### DIRECTIONS FOR THIS TASK
List each line of the data that holds the string "Wahlbeteiligung", please.

### SUPPLIED RECORDS
----------------------------------------

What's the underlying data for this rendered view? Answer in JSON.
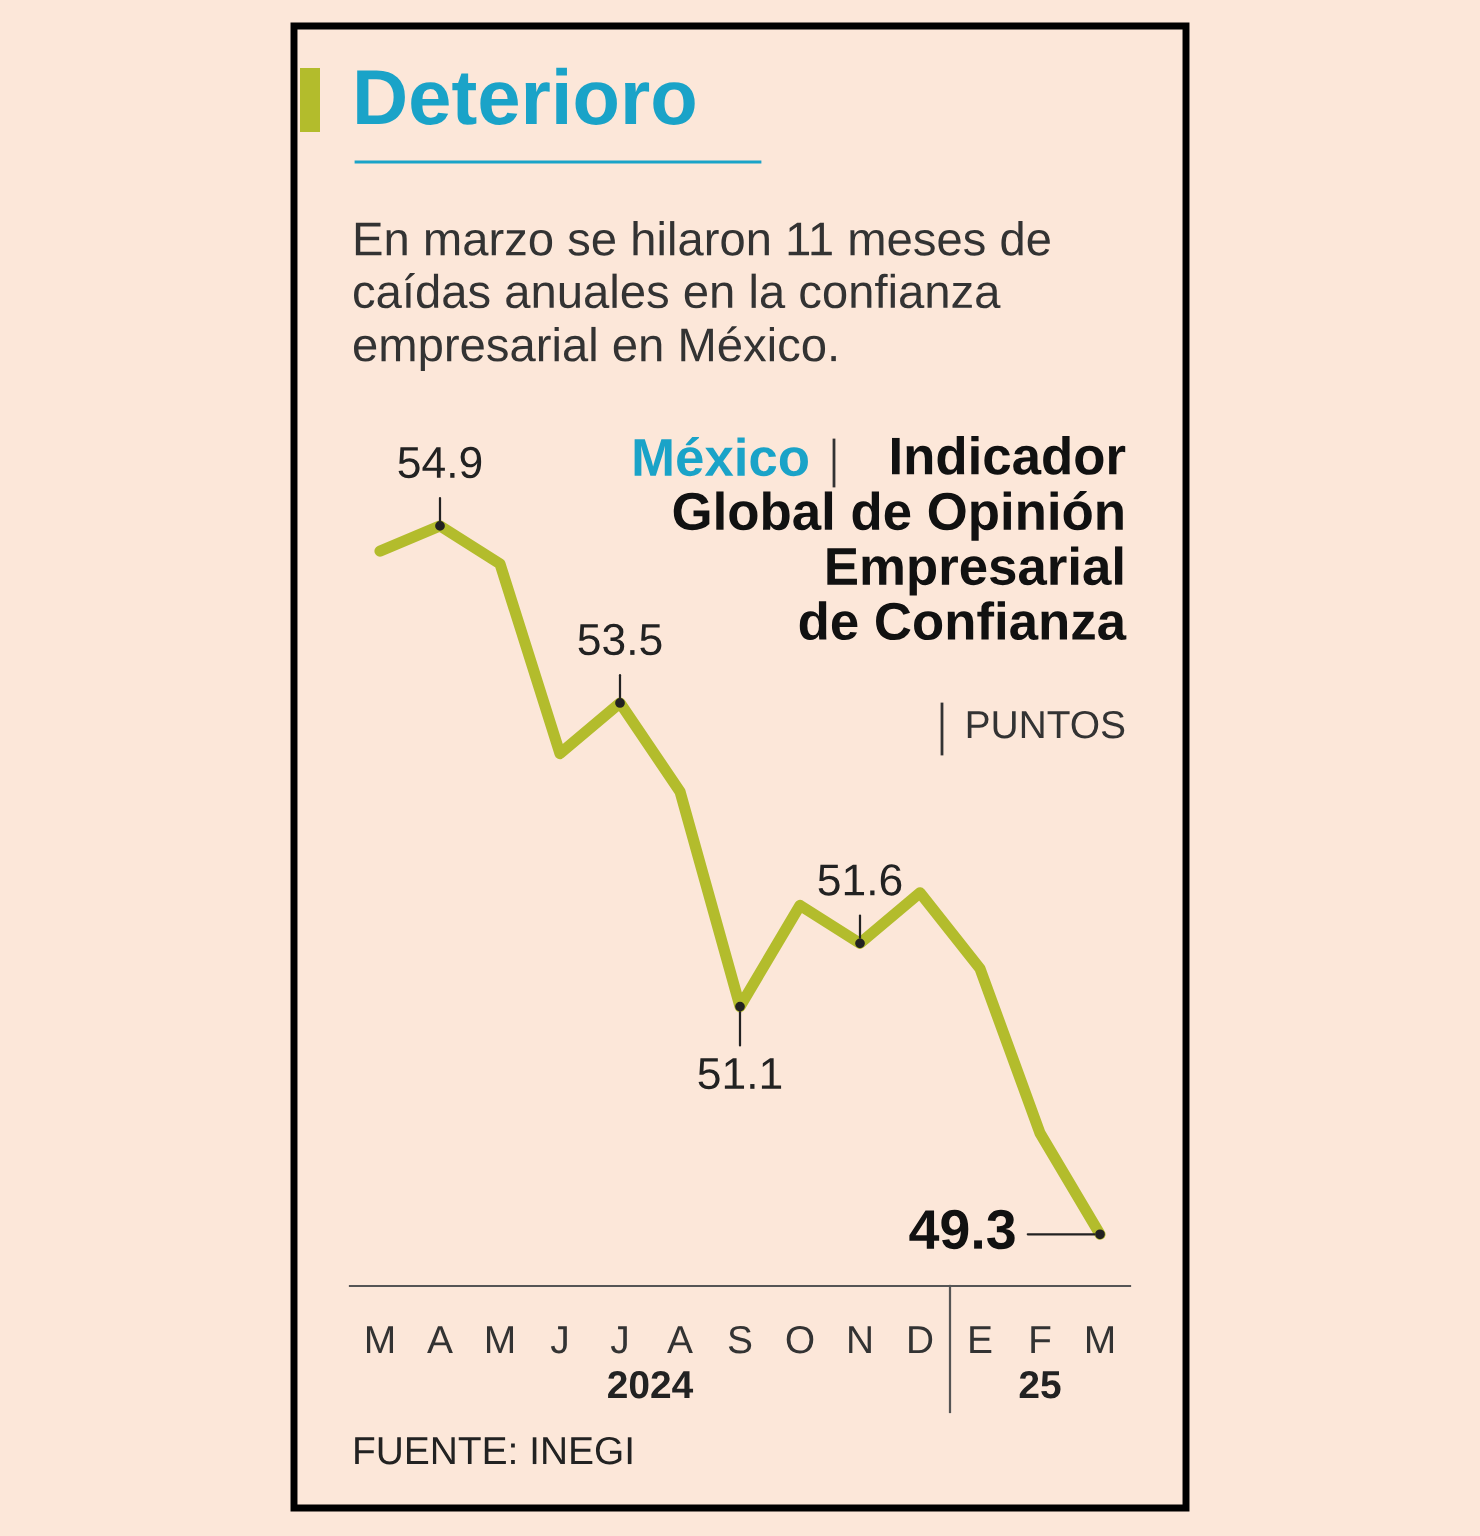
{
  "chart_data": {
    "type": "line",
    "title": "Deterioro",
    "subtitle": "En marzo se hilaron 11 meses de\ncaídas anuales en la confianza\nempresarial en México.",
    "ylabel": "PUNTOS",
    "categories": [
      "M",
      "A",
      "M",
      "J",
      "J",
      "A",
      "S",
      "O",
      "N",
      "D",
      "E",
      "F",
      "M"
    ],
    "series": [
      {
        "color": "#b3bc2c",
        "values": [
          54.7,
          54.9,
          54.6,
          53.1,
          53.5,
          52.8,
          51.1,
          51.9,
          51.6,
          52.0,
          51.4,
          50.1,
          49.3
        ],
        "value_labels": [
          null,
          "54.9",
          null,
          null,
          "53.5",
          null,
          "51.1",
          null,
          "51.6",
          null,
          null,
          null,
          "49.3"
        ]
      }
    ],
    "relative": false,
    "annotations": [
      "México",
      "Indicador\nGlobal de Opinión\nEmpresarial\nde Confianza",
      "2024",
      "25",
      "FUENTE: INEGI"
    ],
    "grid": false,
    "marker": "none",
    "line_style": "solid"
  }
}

----------------------------------------

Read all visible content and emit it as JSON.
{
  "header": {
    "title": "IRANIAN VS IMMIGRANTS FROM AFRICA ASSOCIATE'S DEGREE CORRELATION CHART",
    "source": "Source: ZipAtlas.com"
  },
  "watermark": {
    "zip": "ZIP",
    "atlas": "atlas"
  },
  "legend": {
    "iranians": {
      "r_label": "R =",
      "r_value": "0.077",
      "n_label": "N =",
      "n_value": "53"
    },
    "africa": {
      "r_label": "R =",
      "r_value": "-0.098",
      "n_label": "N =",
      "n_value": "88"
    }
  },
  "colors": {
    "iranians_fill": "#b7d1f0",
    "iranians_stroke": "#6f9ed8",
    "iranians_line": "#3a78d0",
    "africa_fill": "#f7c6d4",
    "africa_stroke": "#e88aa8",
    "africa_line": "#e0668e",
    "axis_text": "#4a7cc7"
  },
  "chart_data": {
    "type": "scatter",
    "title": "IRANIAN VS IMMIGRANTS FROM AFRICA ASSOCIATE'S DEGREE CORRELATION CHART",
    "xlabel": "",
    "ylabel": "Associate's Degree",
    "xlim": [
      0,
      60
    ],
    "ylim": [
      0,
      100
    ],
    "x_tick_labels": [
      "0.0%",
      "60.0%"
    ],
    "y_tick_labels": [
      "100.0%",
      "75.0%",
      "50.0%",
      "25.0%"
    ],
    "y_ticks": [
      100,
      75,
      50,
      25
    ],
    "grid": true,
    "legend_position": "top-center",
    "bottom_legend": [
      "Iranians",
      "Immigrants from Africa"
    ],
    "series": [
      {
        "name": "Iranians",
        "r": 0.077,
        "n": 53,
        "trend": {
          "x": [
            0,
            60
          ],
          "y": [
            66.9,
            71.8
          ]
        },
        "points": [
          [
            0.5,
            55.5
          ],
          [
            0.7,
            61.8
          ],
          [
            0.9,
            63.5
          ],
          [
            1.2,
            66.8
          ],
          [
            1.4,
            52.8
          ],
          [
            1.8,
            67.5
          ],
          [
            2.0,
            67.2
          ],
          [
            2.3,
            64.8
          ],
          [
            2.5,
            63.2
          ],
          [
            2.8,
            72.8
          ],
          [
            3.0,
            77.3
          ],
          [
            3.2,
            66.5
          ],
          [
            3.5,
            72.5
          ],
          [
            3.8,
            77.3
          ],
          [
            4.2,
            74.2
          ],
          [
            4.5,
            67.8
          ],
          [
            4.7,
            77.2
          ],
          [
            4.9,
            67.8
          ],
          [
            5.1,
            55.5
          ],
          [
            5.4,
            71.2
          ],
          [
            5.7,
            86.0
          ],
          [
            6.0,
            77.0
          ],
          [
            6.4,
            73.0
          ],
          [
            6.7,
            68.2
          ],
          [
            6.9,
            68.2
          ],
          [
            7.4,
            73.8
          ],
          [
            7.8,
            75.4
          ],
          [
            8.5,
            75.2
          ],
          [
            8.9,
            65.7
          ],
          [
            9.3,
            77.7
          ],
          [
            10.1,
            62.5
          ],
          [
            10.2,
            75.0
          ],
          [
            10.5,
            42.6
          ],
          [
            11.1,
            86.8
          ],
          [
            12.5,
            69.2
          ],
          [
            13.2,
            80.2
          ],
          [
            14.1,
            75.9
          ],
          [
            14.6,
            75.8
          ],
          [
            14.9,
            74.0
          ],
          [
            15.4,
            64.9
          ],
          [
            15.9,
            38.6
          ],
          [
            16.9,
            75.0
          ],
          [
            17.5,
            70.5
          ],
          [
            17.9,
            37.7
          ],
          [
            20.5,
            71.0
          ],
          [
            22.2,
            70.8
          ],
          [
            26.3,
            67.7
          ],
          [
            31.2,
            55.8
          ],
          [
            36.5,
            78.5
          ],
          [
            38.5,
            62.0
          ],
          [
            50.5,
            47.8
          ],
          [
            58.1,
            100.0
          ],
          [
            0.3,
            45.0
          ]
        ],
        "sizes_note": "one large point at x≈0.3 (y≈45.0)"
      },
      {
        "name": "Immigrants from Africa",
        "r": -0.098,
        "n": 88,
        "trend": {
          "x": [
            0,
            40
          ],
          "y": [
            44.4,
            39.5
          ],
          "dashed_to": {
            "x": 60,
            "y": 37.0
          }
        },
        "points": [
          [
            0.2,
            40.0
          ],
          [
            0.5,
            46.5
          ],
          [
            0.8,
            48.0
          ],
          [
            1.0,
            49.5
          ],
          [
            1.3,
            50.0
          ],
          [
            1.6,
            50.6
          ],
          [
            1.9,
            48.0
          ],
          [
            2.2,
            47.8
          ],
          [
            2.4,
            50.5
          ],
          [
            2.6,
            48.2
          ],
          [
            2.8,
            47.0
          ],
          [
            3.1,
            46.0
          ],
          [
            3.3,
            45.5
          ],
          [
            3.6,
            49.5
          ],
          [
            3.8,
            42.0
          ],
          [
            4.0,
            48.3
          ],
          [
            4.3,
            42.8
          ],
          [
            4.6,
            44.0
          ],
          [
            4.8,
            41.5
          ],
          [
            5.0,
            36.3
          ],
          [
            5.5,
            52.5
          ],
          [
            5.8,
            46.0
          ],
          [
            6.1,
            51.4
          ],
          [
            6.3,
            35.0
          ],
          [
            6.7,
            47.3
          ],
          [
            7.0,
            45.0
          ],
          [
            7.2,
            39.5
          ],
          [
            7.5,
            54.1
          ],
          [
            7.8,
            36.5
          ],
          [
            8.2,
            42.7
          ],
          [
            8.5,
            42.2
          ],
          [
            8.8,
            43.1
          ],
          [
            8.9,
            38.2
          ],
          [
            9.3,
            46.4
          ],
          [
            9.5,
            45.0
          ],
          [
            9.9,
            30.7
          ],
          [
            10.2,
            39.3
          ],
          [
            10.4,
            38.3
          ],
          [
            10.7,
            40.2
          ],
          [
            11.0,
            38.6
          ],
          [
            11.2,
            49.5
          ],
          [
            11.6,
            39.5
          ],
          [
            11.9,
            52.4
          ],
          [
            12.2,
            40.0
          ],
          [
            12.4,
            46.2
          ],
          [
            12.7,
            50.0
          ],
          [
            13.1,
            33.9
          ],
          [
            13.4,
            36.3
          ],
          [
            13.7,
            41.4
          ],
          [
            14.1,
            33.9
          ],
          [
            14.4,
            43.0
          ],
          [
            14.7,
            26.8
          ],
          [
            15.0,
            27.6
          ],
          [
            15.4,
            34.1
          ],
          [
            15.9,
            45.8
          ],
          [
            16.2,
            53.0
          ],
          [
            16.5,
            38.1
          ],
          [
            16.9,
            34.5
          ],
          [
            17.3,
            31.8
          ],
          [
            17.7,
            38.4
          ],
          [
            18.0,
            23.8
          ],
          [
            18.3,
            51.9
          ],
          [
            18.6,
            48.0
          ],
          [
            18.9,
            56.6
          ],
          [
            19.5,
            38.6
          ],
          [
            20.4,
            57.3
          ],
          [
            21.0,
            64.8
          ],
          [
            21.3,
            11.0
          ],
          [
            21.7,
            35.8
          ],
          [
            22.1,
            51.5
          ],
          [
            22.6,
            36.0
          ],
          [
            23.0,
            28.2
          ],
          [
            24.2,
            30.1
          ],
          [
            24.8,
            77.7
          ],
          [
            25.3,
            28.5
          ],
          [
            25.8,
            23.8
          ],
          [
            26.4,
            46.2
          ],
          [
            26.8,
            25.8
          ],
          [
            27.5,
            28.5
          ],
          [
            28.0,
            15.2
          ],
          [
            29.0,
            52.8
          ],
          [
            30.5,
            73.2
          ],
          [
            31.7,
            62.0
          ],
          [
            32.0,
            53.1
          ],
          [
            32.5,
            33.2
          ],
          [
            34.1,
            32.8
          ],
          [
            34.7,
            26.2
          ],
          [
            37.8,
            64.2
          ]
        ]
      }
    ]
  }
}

----------------------------------------

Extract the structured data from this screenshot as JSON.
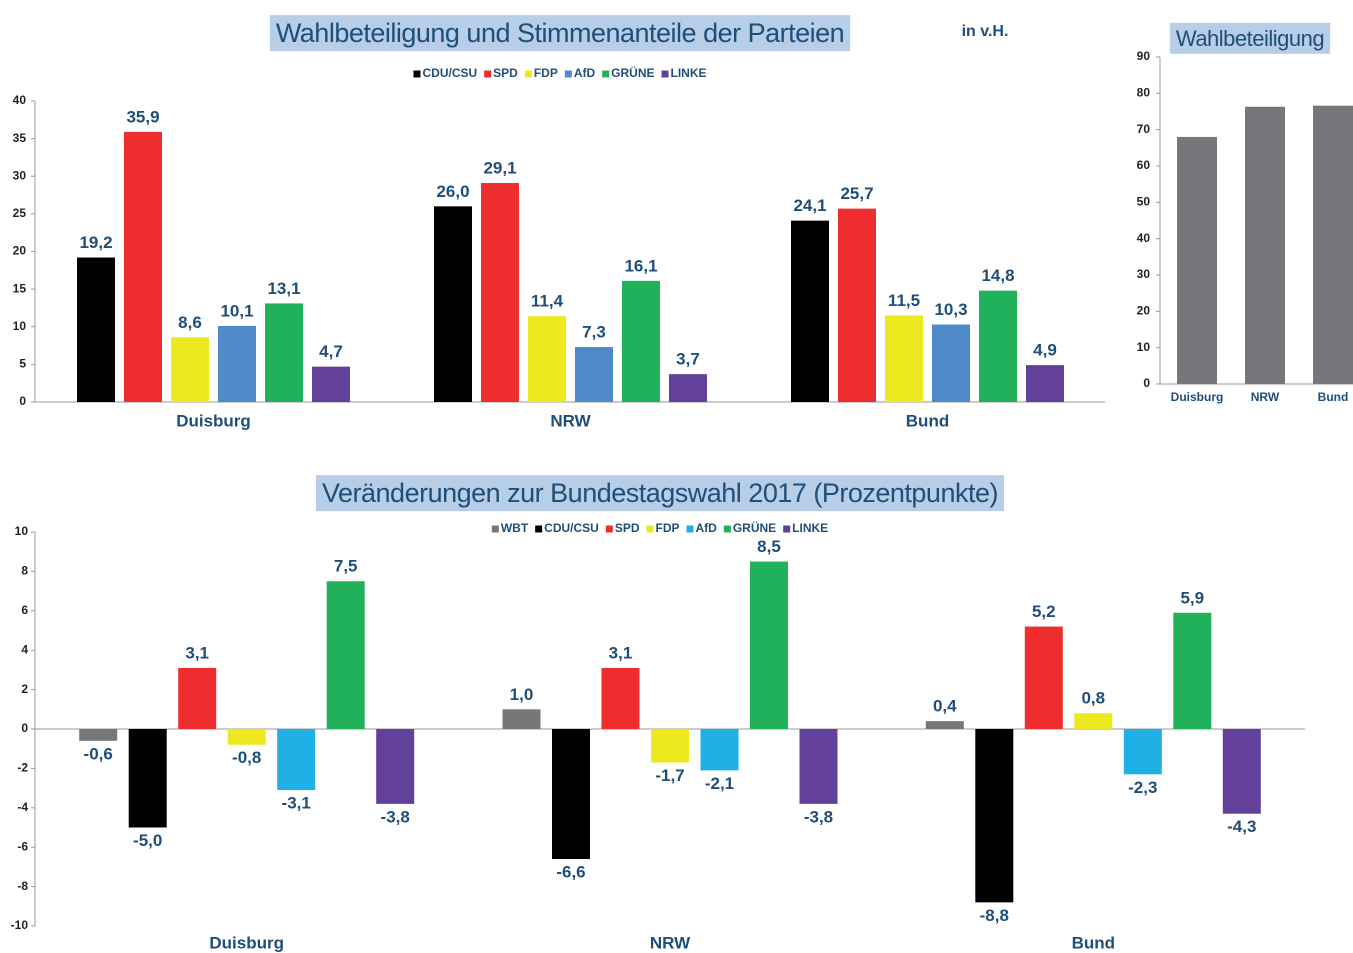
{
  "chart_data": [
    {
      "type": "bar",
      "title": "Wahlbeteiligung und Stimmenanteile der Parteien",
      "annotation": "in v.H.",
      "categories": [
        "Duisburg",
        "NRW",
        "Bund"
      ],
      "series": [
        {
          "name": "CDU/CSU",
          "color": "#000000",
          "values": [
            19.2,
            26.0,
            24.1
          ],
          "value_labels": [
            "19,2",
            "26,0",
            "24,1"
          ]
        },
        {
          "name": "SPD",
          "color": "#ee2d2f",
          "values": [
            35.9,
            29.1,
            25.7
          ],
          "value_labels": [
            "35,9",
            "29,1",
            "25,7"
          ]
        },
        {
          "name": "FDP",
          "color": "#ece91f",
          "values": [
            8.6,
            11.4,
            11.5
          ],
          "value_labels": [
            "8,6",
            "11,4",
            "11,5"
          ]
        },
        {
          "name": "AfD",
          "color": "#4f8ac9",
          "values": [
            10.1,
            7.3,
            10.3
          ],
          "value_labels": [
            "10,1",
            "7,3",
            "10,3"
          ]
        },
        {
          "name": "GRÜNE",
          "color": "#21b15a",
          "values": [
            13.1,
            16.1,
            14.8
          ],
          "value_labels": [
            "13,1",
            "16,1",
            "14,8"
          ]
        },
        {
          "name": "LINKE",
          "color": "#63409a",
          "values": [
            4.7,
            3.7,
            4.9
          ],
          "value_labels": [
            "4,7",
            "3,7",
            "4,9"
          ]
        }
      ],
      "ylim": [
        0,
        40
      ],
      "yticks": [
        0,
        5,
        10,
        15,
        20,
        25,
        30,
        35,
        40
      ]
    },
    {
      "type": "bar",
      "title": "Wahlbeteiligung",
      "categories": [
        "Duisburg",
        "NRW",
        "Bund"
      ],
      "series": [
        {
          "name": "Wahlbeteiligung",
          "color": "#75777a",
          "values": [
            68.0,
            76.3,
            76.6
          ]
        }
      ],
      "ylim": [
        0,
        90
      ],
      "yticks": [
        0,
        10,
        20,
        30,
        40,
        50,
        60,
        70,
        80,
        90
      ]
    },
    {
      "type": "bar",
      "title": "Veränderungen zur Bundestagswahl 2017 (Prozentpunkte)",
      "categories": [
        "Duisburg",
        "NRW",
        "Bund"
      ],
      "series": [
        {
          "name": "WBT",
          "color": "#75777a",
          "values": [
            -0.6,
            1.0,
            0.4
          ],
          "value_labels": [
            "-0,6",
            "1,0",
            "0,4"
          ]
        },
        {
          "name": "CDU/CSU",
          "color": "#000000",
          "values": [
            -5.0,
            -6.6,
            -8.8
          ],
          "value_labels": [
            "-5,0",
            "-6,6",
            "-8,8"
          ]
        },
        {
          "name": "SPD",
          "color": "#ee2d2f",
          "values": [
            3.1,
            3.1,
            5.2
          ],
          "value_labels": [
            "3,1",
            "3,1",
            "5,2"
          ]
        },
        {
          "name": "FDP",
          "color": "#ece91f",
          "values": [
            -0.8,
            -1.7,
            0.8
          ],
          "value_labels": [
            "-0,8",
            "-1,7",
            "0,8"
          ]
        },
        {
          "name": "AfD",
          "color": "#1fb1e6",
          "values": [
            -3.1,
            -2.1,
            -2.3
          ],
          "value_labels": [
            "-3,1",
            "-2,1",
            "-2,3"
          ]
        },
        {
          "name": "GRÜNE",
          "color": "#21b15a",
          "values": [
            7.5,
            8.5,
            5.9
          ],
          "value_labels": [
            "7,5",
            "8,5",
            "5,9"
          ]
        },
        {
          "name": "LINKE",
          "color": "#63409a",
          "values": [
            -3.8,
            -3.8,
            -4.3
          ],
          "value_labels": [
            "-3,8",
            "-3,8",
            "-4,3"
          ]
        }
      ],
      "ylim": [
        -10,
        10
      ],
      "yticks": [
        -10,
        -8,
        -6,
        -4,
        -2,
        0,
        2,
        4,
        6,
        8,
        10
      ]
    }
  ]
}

----------------------------------------

### REPLY
      "title": "Wahlbeteiligung und Stimmenanteile der Parteien",
      "title": "Wahlbeteiligung",
          "name": "Wahlbeteiligung",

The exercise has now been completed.